### Task details
Below are some records. Count the lines with "this" in them and give nothing but the total.

### Data supplied
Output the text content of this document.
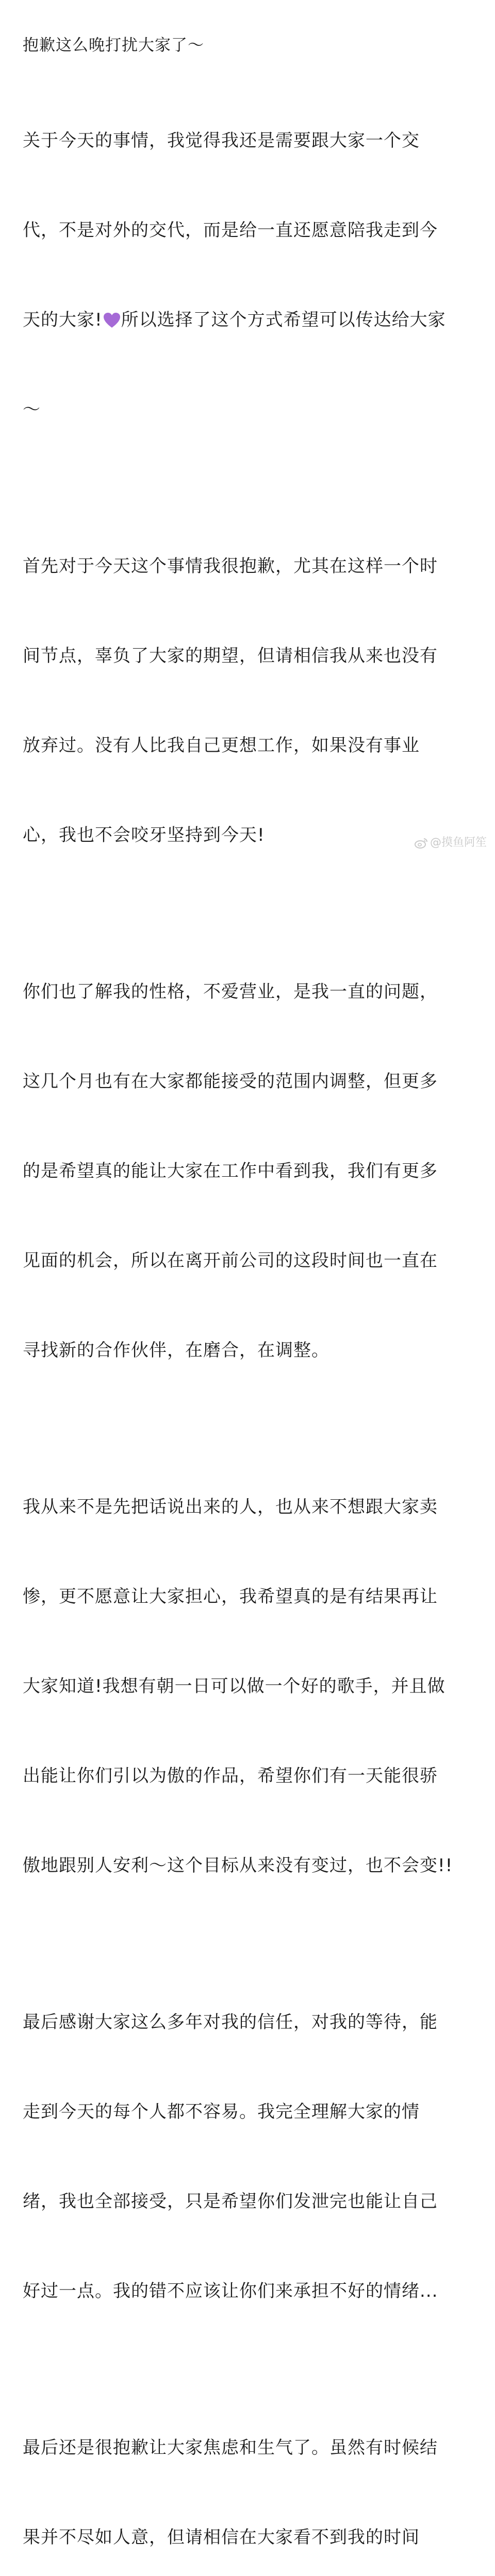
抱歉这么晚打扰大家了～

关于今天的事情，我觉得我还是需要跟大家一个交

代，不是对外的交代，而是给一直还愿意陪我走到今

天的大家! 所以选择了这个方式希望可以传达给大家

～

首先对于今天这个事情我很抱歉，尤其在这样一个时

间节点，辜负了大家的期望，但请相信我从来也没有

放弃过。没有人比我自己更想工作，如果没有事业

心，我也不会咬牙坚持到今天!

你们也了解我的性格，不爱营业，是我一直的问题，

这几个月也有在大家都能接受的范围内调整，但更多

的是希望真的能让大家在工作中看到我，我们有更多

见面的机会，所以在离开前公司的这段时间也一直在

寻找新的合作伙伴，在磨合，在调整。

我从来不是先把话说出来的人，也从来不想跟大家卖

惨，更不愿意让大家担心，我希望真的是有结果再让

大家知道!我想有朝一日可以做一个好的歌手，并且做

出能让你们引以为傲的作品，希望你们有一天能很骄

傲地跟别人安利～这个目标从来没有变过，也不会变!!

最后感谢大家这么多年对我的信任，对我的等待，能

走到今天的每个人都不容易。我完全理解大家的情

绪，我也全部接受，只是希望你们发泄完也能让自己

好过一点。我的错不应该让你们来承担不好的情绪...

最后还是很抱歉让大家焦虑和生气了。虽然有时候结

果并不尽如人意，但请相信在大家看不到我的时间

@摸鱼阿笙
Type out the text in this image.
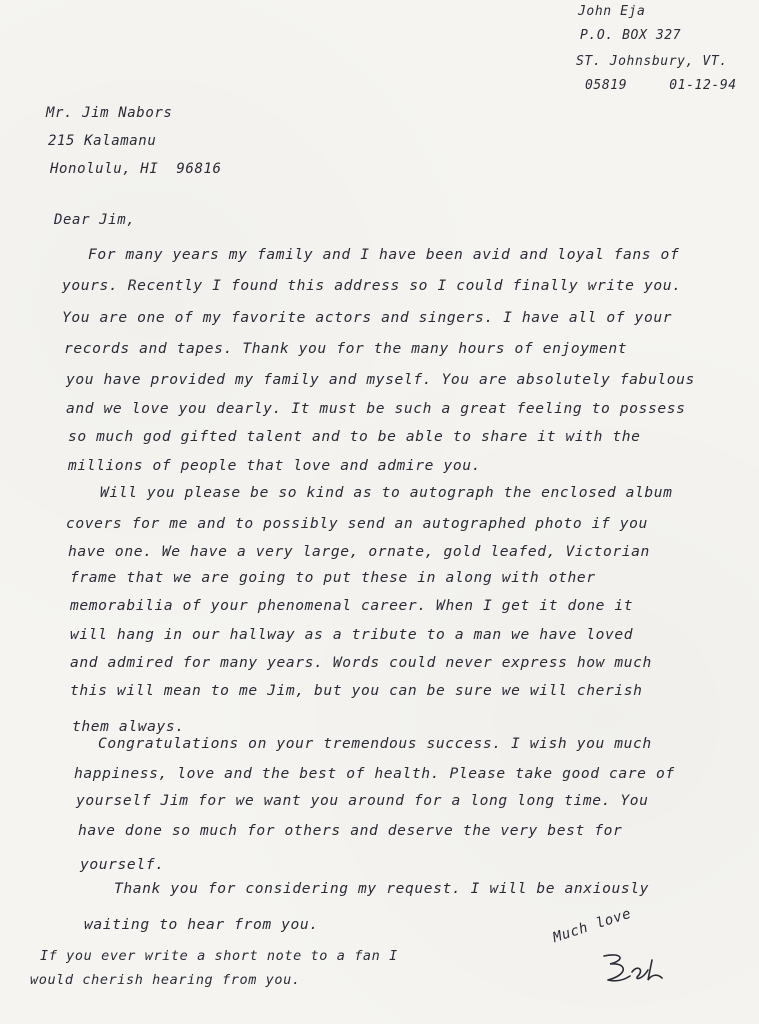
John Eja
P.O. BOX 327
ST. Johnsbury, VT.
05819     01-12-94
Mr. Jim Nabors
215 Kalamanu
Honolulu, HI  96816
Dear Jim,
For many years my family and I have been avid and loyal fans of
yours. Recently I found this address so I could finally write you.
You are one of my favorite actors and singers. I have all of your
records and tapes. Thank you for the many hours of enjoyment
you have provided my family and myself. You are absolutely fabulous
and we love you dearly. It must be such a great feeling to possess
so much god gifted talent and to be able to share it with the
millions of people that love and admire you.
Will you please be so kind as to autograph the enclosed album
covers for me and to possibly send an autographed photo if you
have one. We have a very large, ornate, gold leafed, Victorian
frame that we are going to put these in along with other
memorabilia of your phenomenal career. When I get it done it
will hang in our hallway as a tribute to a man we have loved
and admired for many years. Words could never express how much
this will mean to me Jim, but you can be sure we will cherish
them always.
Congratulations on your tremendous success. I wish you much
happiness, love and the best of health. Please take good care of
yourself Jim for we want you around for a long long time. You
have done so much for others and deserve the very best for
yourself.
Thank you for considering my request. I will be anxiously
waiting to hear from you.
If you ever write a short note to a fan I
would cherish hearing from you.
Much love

### Exercise solution
4